◆ Exercise task ◆
Can you output the records below exactly as they are written?

◆ Provided entries ◆
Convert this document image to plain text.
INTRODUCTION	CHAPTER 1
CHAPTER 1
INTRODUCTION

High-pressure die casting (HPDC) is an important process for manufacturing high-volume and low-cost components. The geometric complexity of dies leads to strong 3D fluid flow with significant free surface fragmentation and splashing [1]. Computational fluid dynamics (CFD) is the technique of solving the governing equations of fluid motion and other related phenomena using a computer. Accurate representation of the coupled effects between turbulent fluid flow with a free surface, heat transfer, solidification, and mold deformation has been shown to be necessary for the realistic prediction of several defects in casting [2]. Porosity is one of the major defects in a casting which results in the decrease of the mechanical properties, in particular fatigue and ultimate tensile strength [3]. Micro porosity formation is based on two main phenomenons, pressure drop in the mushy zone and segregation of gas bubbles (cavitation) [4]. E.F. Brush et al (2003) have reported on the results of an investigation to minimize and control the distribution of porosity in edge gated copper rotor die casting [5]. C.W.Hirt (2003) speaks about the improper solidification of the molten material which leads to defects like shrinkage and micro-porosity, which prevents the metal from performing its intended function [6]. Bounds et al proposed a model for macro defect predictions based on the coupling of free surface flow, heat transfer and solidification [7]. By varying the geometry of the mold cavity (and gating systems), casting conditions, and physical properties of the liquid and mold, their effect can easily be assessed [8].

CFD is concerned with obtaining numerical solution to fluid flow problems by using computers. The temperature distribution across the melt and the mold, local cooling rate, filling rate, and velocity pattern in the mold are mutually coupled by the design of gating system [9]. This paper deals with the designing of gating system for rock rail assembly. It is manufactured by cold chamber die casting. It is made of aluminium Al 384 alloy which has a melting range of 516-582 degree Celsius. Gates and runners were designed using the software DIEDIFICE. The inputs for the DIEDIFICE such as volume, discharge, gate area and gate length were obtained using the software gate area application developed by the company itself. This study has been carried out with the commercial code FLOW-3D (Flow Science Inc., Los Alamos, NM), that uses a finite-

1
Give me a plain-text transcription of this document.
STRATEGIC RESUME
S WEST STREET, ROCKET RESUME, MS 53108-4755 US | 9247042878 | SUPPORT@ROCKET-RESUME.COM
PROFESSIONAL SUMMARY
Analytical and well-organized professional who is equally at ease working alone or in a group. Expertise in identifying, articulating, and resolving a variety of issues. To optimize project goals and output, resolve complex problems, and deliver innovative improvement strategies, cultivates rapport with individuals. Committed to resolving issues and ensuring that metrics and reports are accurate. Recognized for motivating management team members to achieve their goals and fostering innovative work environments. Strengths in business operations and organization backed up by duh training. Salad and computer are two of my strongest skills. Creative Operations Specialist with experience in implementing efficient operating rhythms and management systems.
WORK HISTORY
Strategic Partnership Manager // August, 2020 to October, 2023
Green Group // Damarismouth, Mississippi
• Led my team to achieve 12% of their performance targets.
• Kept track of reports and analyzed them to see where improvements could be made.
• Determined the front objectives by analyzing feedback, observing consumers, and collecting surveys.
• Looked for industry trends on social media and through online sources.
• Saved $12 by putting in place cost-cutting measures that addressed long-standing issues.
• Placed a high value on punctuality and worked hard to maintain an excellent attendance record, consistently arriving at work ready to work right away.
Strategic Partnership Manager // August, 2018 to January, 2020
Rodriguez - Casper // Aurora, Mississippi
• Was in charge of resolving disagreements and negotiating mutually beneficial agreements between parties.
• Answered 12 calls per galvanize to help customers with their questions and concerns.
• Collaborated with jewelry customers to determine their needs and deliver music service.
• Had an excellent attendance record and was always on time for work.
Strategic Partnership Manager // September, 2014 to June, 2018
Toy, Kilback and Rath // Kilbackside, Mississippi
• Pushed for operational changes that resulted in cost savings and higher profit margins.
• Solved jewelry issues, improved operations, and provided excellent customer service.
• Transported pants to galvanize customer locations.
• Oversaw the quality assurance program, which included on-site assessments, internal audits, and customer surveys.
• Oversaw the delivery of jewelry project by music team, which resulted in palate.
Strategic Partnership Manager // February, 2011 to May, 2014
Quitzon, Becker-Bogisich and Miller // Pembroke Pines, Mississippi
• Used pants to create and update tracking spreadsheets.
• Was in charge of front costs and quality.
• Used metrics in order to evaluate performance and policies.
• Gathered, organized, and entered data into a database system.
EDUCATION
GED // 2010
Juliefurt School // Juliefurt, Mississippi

◆ Result for this exercise ◆
Convert this document image to plain text.
INTRODUCTION	CHAPTER 1
CHAPTER 1
INTRODUCTION

High-pressure die casting (HPDC) is an important process for manufacturing high-volume and low-cost components. The geometric complexity of dies leads to strong 3D fluid flow with significant free surface fragmentation and splashing [1]. Computational fluid dynamics (CFD) is the technique of solving the governing equations of fluid motion and other related phenomena using a computer. Accurate representation of the coupled effects between turbulent fluid flow with a free surface, heat transfer, solidification, and mold deformation has been shown to be necessary for the realistic prediction of several defects in casting [2]. Porosity is one of the major defects in a casting which results in the decrease of the mechanical properties, in particular fatigue and ultimate tensile strength [3]. Micro porosity formation is based on two main phenomenons, pressure drop in the mushy zone and segregation of gas bubbles (cavitation) [4]. E.F. Brush et al (2003) have reported on the results of an investigation to minimize and control the distribution of porosity in edge gated copper rotor die casting [5]. C.W.Hirt (2003) speaks about the improper solidification of the molten material which leads to defects like shrinkage and micro-porosity, which prevents the metal from performing its intended function [6]. Bounds et al proposed a model for macro defect predictions based on the coupling of free surface flow, heat transfer and solidification [7]. By varying the geometry of the mold cavity (and gating systems), casting conditions, and physical properties of the liquid and mold, their effect can easily be assessed [8].

CFD is concerned with obtaining numerical solution to fluid flow problems by using computers. The temperature distribution across the melt and the mold, local cooling rate, filling rate, and velocity pattern in the mold are mutually coupled by the design of gating system [9]. This paper deals with the designing of gating system for rock rail assembly. It is manufactured by cold chamber die casting. It is made of aluminium Al 384 alloy which has a melting range of 516-582 degree Celsius. Gates and runners were designed using the software DIEDIFICE. The inputs for the DIEDIFICE such as volume, discharge, gate area and gate length were obtained using the software gate area application developed by the company itself. This study has been carried out with the commercial code FLOW-3D (Flow Science Inc., Los Alamos, NM), that uses a finite-

1
Give me a plain-text transcription of this document.
STRATEGIC RESUME
S WEST STREET, ROCKET RESUME, MS 53108-4755 US | 9247042878 | SUPPORT@ROCKET-RESUME.COM
PROFESSIONAL SUMMARY
Analytical and well-organized professional who is equally at ease working alone or in a group. Expertise in identifying, articulating, and resolving a variety of issues. To optimize project goals and output, resolve complex problems, and deliver innovative improvement strategies, cultivates rapport with individuals. Committed to resolving issues and ensuring that metrics and reports are accurate. Recognized for motivating management team members to achieve their goals and fostering innovative work environments. Strengths in business operations and organization backed up by duh training. Salad and computer are two of my strongest skills. Creative Operations Specialist with experience in implementing efficient operating rhythms and management systems.
WORK HISTORY
Strategic Partnership Manager // August, 2020 to October, 2023
Green Group // Damarismouth, Mississippi
• Led my team to achieve 12% of their performance targets.
• Kept track of reports and analyzed them to see where improvements could be made.
• Determined the front objectives by analyzing feedback, observing consumers, and collecting surveys.
• Looked for industry trends on social media and through online sources.
• Saved $12 by putting in place cost-cutting measures that addressed long-standing issues.
• Placed a high value on punctuality and worked hard to maintain an excellent attendance record, consistently arriving at work ready to work right away.
Strategic Partnership Manager // August, 2018 to January, 2020
Rodriguez - Casper // Aurora, Mississippi
• Was in charge of resolving disagreements and negotiating mutually beneficial agreements between parties.
• Answered 12 calls per galvanize to help customers with their questions and concerns.
• Collaborated with jewelry customers to determine their needs and deliver music service.
• Had an excellent attendance record and was always on time for work.
Strategic Partnership Manager // September, 2014 to June, 2018
Toy, Kilback and Rath // Kilbackside, Mississippi
• Pushed for operational changes that resulted in cost savings and higher profit margins.
• Solved jewelry issues, improved operations, and provided excellent customer service.
• Transported pants to galvanize customer locations.
• Oversaw the quality assurance program, which included on-site assessments, internal audits, and customer surveys.
• Oversaw the delivery of jewelry project by music team, which resulted in palate.
Strategic Partnership Manager // February, 2011 to May, 2014
Quitzon, Becker-Bogisich and Miller // Pembroke Pines, Mississippi
• Used pants to create and update tracking spreadsheets.
• Was in charge of front costs and quality.
• Used metrics in order to evaluate performance and policies.
• Gathered, organized, and entered data into a database system.
EDUCATION
GED // 2010
Juliefurt School // Juliefurt, Mississippi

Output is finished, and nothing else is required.